→ TEXTO PARA LEER
┌──

Escribo
estas líneas de noche mientras vibran en el ambiente los tonos armonizados del
suite El Cascanueces de Tchaikovsky, invitándome a una concentración ritual que
suelo buscar cada Nochevieja. Ya saben. Años que van y vienen y esas cosas. Por
esos adentros, la cocina ya exhala los hálitos póstumos de mariscos tiñéndose
de rojo en la cazuela. Por fuera, silbidos y estallidos de artificio delatan
esos júbilos cíclicos que son preludio de desenfreno una noche más, un año más.
Y el soniquete insistente del whatsapp colapsado por millones de deseos de
salud, paz y amor que vagan por el ciberespacio, encerrados en la cápsula viajera
de imágenes navideñas, turba a cada instante mi incipiente meditación como un
espantapájaros que aleja toscamente a las musas.
Pero los ojos cerrados y los sones de la música convertidos
en berbiquí que hurga con
obstinación en las nostalgias consiguen
transportarme finalmente a épocas añejas aderezadas con reminiscencias
sensoriales muy parecidas: el aroma de la lombarda escapando de la enorme y
destartalada cocina, aquella de techo
inalcanzable y hornillo de petróleo; el gusto dulzón de las figuritas de
mazapán (¿o eran simples culebrillas de pan con anises?) y, de nuevo, Tchaikovsky,
ahora en notas de vinilo escapando de la gramola remota de las grandes
ocasiones. Como la chimenea encendida en el comedor con polvorientas tablas del
desván a falta de otro combustible. Por algún rincón de esta viñeta en color
sepia debería andar yo, absorbiendo sin saberlo vivencias y recuerdos que
albergo, en el silencio insomne del
subconsciente, en algún recóndito surco de la corteza cerebral. El pequeño tormento
de los sabañones en las orejas se mitigaba fácilmente solo con mirar aquel
calendario de la Imprenta Moderna y comprobar que los días para que vinieran
los Reyes se podían contar con los dedos de una mano menuda. Había en esa
estampa navideña, roída ya por las esquinas de la memoria, otros actores que ya
han desaparecido del reparto, pero que participarán eternamente, en unión del
resto de evocaciones, en esa representación que tiene lugar cada año como una Medea
grecolatina en la escena emeritense. Y esto será así hasta que nosotros mismos
seamos actores fuera de la primera línea de la vida o acaso quedemos vencidos
antes por la nube impenetrable del Alzhéimer.
A pesar de que algunos lectores suelen
advertir asomos de pesimismo en mis columnas, nunca he militado en la facción
negativista de las celebraciones de estos días, ese 42% de la población que
dice odiar la Navidad. Respetando el criterio de quienes se sienten tristes
porque echan en falta a seres queridos, otros encontramos en esos mismos
recuerdos y esas mismas ausencias la felicidad inocente y virgen que, en
efecto, desapareció hace tiempo de nuestra existencia, pero que subsiste vívidamente en la remembranza como aditamento
inestimable y faro salvador en la niebla densa de nuestro devenir. Allí estaban
ellos, que siempre merecerán el homenaje del recuerdo; aquí estamos nosotros.
El fluir de la vida no admite otra cosa. El pasado no puede ponderarse en
términos cuantitativos y no necesariamente siempre fue mejor, como decía Jorge
Manrique. Prefiero la visión más equilibrada y serena de Antonio Machado: ni el
pasado ha muerto/ni está el mañana/ni el ayer escrito. Feliz 2018.

└──

→ ACCIÓN REQUERIDA
En la columna sobre la Nochevieja, ¿qué porcentaje de la población dice odiar la Navidad? El listado no interviene en absoluto en esto.

→ MATERIAL PROPORCIONADO
┌──

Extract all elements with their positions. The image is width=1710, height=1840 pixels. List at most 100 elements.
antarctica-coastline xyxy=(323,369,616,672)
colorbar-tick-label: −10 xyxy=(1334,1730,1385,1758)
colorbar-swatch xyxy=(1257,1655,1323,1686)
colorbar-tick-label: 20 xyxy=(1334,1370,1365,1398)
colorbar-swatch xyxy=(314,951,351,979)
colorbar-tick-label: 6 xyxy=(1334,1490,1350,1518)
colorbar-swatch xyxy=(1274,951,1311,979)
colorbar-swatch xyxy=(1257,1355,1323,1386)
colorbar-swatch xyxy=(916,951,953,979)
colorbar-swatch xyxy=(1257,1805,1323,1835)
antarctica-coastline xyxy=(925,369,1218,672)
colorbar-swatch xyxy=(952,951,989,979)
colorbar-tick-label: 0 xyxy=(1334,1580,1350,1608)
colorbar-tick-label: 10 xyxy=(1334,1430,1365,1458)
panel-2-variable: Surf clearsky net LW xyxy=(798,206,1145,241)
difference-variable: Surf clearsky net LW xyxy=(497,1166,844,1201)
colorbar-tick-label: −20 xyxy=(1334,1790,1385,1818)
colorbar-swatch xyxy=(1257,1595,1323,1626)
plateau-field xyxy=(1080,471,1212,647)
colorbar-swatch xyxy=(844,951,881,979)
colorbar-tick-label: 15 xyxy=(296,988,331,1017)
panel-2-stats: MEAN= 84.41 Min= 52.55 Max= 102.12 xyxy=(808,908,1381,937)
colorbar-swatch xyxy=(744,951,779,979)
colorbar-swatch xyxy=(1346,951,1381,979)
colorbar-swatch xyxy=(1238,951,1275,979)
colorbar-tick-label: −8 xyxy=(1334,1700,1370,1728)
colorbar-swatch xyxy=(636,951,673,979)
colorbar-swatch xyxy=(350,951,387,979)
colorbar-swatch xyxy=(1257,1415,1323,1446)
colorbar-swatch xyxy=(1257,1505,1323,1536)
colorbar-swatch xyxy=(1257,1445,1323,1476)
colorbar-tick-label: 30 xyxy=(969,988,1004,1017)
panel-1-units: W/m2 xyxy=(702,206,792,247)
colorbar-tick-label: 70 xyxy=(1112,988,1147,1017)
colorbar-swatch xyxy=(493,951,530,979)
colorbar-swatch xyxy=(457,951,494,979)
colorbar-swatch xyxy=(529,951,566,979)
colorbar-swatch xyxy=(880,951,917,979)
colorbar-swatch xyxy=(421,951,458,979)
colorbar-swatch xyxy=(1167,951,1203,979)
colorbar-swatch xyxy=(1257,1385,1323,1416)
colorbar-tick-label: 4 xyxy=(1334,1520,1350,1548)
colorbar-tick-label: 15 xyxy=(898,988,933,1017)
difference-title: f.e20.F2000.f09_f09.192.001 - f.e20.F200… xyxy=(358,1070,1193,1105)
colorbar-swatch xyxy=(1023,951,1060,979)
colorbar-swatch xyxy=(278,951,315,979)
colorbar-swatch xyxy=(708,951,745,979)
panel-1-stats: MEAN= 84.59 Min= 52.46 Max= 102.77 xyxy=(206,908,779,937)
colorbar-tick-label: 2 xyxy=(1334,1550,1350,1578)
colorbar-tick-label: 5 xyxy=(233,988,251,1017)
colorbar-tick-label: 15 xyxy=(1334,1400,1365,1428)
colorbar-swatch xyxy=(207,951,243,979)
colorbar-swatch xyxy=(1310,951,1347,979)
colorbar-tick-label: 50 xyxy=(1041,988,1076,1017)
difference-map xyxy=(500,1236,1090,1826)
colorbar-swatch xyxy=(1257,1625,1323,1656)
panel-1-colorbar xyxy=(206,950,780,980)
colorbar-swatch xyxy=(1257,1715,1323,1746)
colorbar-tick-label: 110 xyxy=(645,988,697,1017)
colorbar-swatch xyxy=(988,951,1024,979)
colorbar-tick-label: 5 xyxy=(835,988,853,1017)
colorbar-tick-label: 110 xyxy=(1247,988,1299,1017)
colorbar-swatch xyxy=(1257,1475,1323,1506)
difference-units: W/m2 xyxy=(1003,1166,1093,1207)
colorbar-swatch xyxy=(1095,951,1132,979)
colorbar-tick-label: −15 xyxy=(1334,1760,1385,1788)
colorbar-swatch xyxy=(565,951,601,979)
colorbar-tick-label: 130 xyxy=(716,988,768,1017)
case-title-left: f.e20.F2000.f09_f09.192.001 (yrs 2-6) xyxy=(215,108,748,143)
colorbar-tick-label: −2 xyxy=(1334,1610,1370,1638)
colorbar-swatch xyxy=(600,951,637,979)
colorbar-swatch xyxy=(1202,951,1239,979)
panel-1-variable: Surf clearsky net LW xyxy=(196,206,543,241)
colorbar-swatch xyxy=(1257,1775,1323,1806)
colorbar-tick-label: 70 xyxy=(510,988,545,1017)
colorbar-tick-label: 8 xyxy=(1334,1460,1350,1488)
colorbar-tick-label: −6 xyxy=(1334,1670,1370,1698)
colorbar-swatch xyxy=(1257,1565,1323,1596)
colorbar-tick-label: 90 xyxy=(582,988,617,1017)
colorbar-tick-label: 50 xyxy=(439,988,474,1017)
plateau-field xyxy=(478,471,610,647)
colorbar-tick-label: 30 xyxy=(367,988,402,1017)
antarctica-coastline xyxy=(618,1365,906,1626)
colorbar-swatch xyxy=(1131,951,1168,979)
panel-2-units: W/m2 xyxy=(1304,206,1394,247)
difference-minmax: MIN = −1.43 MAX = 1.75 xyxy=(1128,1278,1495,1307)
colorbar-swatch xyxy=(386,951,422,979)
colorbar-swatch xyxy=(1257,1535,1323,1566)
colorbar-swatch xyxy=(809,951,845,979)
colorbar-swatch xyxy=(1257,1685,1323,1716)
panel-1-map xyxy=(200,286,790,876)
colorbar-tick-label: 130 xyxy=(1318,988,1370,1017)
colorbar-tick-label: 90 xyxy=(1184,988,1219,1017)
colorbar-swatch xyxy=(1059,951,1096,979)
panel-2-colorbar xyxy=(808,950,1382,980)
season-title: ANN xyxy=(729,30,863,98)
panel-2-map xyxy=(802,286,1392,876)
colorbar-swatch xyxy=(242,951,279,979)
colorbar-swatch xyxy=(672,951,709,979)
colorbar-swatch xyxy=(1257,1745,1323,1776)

└──

→ SOLUCIÓN PROPUESTA
El 42%.